Task statement →
From the entries that follow, list every line in which the string "matematikoak" appears.

— Start of Source material —

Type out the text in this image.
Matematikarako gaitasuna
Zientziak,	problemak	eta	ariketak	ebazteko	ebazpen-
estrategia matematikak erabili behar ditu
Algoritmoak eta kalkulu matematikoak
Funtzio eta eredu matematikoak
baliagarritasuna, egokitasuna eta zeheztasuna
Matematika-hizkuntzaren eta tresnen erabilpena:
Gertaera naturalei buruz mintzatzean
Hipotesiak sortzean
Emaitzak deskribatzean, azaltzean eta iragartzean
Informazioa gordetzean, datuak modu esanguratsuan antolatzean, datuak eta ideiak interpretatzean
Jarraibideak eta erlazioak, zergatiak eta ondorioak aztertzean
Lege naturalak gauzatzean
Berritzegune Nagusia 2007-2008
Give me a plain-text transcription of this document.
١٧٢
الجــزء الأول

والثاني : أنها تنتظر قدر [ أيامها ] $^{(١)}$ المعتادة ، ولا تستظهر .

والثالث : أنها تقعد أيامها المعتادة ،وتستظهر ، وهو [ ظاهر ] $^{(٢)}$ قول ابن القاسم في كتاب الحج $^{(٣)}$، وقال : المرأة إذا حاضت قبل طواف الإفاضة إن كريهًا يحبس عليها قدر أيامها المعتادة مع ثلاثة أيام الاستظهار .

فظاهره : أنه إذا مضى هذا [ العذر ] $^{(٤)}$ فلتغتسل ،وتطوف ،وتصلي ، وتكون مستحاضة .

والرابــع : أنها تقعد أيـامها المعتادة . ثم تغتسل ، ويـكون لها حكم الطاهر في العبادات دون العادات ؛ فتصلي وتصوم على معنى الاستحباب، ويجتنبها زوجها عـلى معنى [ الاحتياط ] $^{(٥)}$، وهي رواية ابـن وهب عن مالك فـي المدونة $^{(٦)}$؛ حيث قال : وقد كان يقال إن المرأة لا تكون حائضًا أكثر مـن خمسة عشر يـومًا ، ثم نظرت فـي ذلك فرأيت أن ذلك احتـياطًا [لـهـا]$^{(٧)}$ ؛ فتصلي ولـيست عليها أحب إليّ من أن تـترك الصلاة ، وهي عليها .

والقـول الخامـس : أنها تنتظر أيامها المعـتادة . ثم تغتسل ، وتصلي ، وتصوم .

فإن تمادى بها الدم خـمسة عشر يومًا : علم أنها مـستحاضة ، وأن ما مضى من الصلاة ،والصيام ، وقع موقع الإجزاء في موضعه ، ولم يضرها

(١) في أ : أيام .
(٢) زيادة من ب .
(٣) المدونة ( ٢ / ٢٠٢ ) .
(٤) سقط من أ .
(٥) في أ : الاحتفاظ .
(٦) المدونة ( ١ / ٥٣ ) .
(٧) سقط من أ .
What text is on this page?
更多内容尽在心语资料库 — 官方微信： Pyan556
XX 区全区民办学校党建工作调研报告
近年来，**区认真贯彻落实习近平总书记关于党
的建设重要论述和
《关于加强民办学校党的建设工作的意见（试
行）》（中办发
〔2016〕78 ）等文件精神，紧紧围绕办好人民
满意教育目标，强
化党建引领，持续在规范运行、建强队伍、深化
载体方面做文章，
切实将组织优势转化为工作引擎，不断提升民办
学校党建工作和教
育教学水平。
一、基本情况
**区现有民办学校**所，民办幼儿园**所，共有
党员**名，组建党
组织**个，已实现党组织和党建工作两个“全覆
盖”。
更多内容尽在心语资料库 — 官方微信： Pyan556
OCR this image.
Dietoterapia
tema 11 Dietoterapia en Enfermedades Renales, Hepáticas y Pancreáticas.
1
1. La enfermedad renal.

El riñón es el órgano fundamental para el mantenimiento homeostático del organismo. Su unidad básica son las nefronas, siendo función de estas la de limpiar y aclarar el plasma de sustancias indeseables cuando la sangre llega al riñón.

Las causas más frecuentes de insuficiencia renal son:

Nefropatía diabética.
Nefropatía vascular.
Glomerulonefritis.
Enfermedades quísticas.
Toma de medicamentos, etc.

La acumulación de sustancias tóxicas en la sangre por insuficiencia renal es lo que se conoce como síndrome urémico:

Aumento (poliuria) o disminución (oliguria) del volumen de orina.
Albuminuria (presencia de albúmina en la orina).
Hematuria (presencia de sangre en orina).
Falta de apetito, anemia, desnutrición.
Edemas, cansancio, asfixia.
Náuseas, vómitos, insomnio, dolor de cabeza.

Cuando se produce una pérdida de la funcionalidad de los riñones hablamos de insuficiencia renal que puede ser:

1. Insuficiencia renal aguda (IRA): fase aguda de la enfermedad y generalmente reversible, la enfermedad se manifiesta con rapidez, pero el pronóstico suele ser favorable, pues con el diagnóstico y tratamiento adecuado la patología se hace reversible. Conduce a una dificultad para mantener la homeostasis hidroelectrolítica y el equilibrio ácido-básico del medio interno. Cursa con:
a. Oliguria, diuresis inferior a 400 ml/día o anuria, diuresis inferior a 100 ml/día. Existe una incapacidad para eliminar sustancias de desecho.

— End of Source material —

Correct response →
Algoritmoak eta kalkulu matematikoak
Funtzio eta eredu matematikoak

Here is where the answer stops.